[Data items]
──────
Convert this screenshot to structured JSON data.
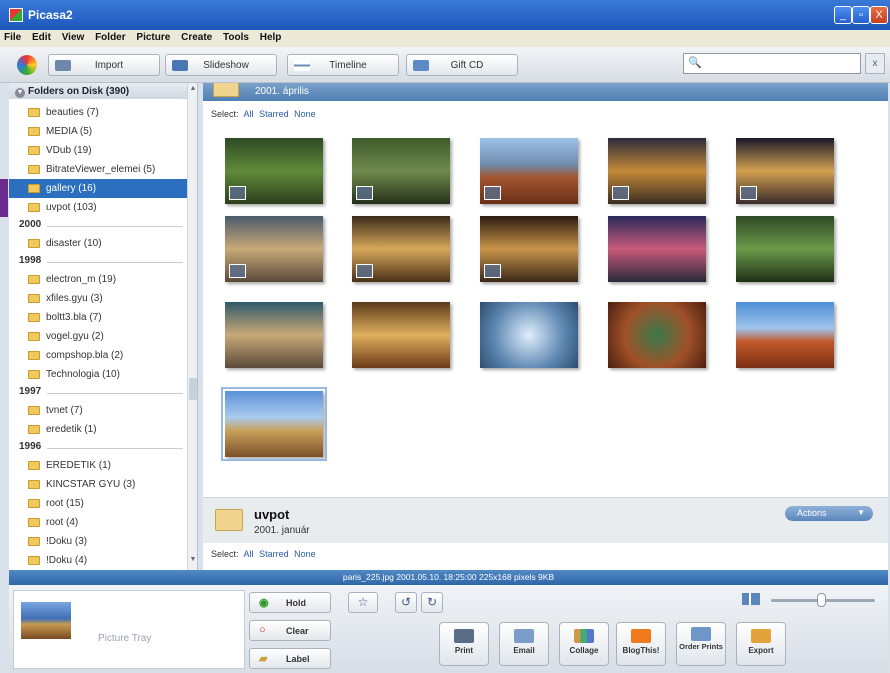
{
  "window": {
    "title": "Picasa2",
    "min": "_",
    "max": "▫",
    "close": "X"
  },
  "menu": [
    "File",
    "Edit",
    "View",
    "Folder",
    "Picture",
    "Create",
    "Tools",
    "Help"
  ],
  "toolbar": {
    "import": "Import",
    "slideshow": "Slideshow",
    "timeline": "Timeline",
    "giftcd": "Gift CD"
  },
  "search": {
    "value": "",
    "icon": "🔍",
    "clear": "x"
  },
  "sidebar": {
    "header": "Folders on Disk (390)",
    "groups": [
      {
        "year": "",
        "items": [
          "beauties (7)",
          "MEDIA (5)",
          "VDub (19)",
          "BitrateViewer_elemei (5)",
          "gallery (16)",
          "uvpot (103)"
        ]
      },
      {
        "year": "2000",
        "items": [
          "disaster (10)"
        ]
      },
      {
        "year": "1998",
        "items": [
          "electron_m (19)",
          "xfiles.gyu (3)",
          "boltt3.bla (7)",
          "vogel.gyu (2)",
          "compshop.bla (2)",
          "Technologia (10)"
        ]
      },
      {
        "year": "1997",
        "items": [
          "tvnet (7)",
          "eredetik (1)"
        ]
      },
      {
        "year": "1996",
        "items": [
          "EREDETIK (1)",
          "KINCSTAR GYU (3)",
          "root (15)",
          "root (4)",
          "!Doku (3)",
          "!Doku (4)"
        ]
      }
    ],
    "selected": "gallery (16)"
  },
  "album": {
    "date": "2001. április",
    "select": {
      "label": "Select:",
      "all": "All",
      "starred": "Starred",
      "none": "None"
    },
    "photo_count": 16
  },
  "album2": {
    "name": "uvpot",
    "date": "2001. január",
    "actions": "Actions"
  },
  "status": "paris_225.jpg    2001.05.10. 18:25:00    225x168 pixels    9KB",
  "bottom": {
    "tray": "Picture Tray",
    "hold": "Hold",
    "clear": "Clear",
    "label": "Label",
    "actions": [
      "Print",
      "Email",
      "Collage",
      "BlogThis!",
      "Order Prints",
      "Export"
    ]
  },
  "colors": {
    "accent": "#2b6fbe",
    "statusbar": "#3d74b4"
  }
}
──────
▸ **WRITTEN PROBLEM**
Quote all of the entries word for word, omitting any pictures.

▸ **SOLUTION FOR THIS TASK**
Convert this screenshot to structured JSON data.
{
  "window": {
    "title": "Picasa2",
    "min": "_",
    "max": "▫",
    "close": "X"
  },
  "menu": [
    "File",
    "Edit",
    "View",
    "Folder",
    "Picture",
    "Create",
    "Tools",
    "Help"
  ],
  "toolbar": {
    "import": "Import",
    "slideshow": "Slideshow",
    "timeline": "Timeline",
    "giftcd": "Gift CD"
  },
  "search": {
    "value": "",
    "icon": "🔍",
    "clear": "x"
  },
  "sidebar": {
    "header": "Folders on Disk (390)",
    "groups": [
      {
        "year": "",
        "items": [
          "beauties (7)",
          "MEDIA (5)",
          "VDub (19)",
          "BitrateViewer_elemei (5)",
          "gallery (16)",
          "uvpot (103)"
        ]
      },
      {
        "year": "2000",
        "items": [
          "disaster (10)"
        ]
      },
      {
        "year": "1998",
        "items": [
          "electron_m (19)",
          "xfiles.gyu (3)",
          "boltt3.bla (7)",
          "vogel.gyu (2)",
          "compshop.bla (2)",
          "Technologia (10)"
        ]
      },
      {
        "year": "1997",
        "items": [
          "tvnet (7)",
          "eredetik (1)"
        ]
      },
      {
        "year": "1996",
        "items": [
          "EREDETIK (1)",
          "KINCSTAR GYU (3)",
          "root (15)",
          "root (4)",
          "!Doku (3)",
          "!Doku (4)"
        ]
      }
    ],
    "selected": "gallery (16)"
  },
  "album": {
    "date": "2001. április",
    "select": {
      "label": "Select:",
      "all": "All",
      "starred": "Starred",
      "none": "None"
    },
    "photo_count": 16
  },
  "album2": {
    "name": "uvpot",
    "date": "2001. január",
    "actions": "Actions"
  },
  "status": "paris_225.jpg    2001.05.10. 18:25:00    225x168 pixels    9KB",
  "bottom": {
    "tray": "Picture Tray",
    "hold": "Hold",
    "clear": "Clear",
    "label": "Label",
    "actions": [
      "Print",
      "Email",
      "Collage",
      "BlogThis!",
      "Order Prints",
      "Export"
    ]
  },
  "colors": {
    "accent": "#2b6fbe",
    "statusbar": "#3d74b4"
  }
}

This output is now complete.